### Input data

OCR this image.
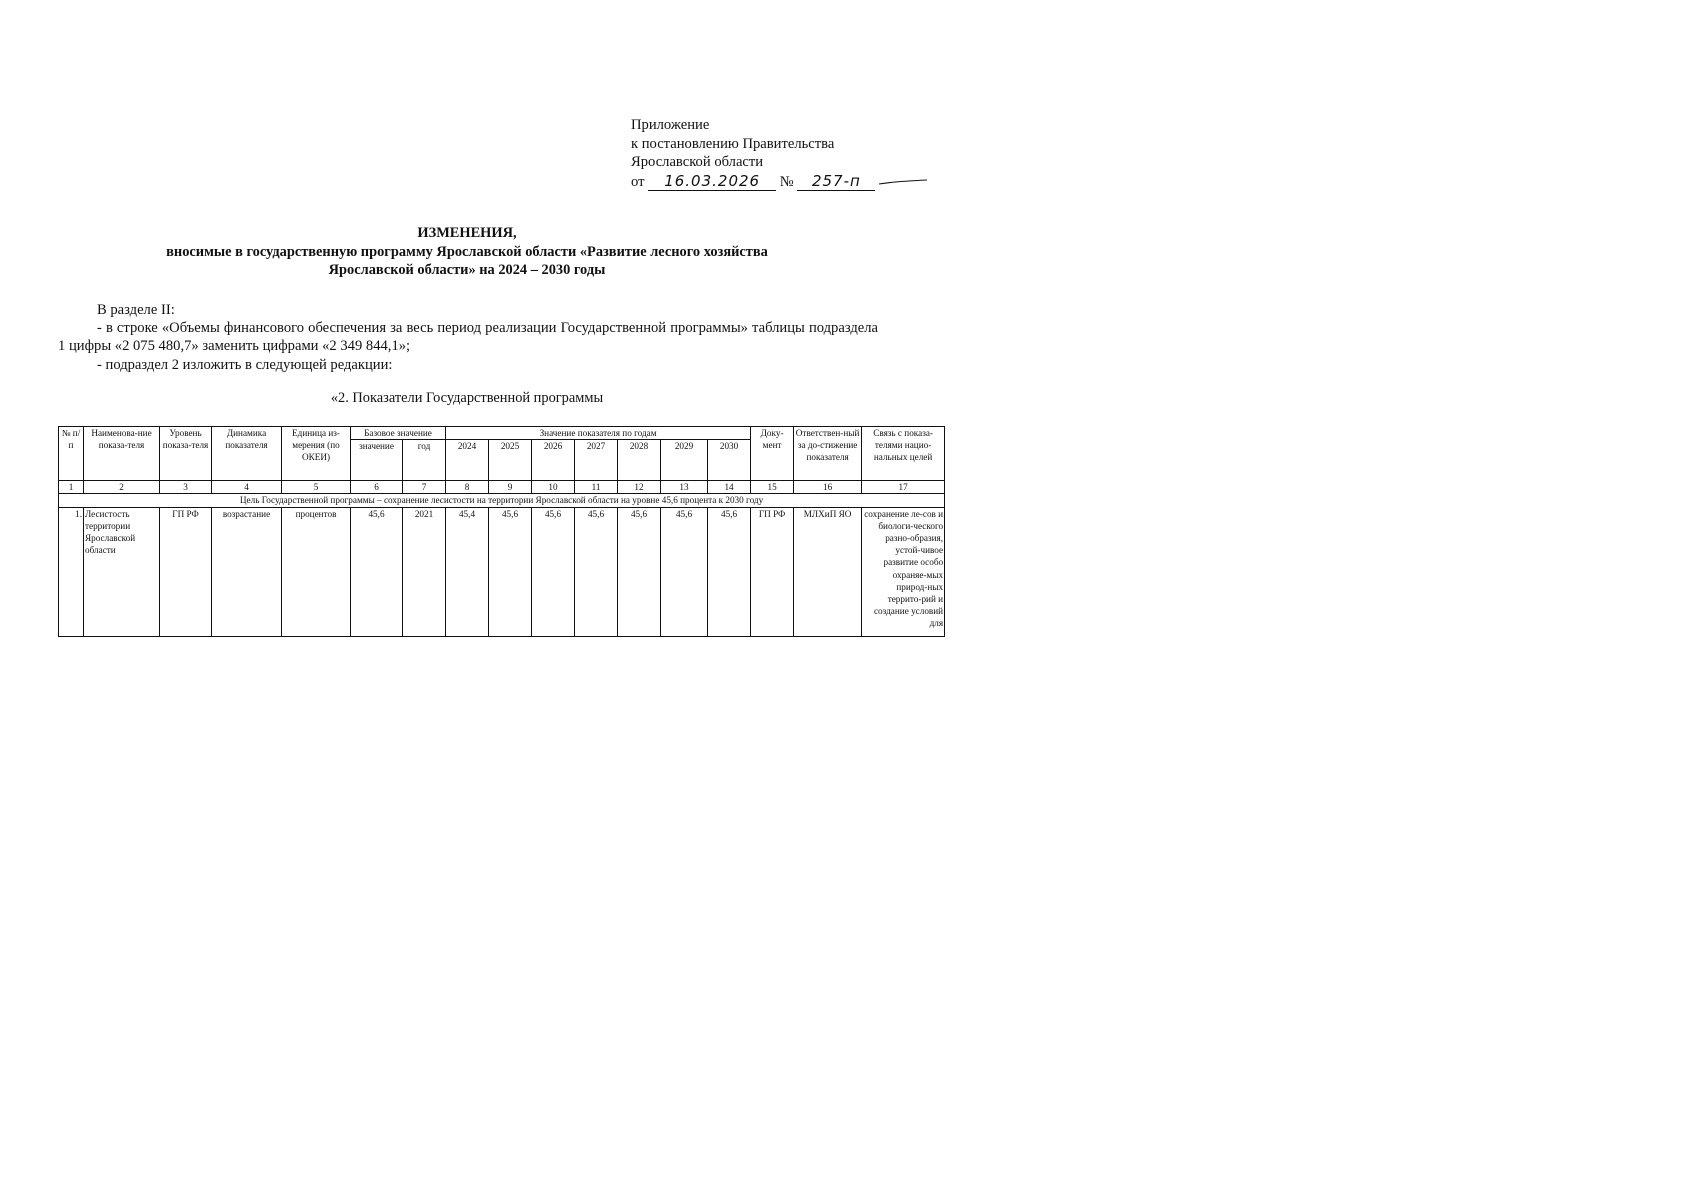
Приложение
к постановлению Правительства
Ярославской области
от 16.03.2026 № 257-п
ИЗМЕНЕНИЯ,
вносимые в государственную программу Ярославской области «Развитие лесного хозяйства
Ярославской области» на 2024 – 2030 годы

В разделе II:

- в строке «Объемы финансового обеспечения за весь период реализации Государственной программы» таблицы подраздела 1 цифры «2 075 480,7» заменить цифрами «2 349 844,1»;

- подраздел 2 изложить в следующей редакции:

«2. Показатели Государственной программы
№ п/п	Наименова-ние показа-теля	Уровень показа-теля	Динамика показателя	Единица из-мерения (по ОКЕИ)	Базовое значение		Значение показателя по годам							Доку-мент	Ответствен-ный за до-стижение показателя	Связь с показа-телями нацио-нальных целей
					значение	год	2024	2025	2026	2027	2028	2029	2030			
1	2	3	4	5	6	7	8	9	10	11	12	13	14	15	16	17
Цель Государственной программы – сохранение лесистости на территории Ярославской области на уровне 45,6 процента к 2030 году																
1.	Лесистость территории Ярославской области	ГП РФ	возрастание	процентов	45,6	2021	45,4	45,6	45,6	45,6	45,6	45,6	45,6	ГП РФ	МЛХиП ЯО	сохранение ле-сов и биологи-ческого разно-образия, устой-чивое развитие особо охраняе-мых природ-ных террито-рий и создание условий для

######

Description of the task | Copy every line of the records above that contains "Государственной".

Response to this exercise |
- в строке «Объемы финансового обеспечения за весь период реализации Государственной программы» таблицы подраздела 1 цифры «2 075 480,7» заменить цифрами «2 349 844,1»;
«2. Показатели Государственной программы
Цель Государственной программы – сохранение лесистости на территории Ярославской области на уровне 45,6 процента к 2030 году																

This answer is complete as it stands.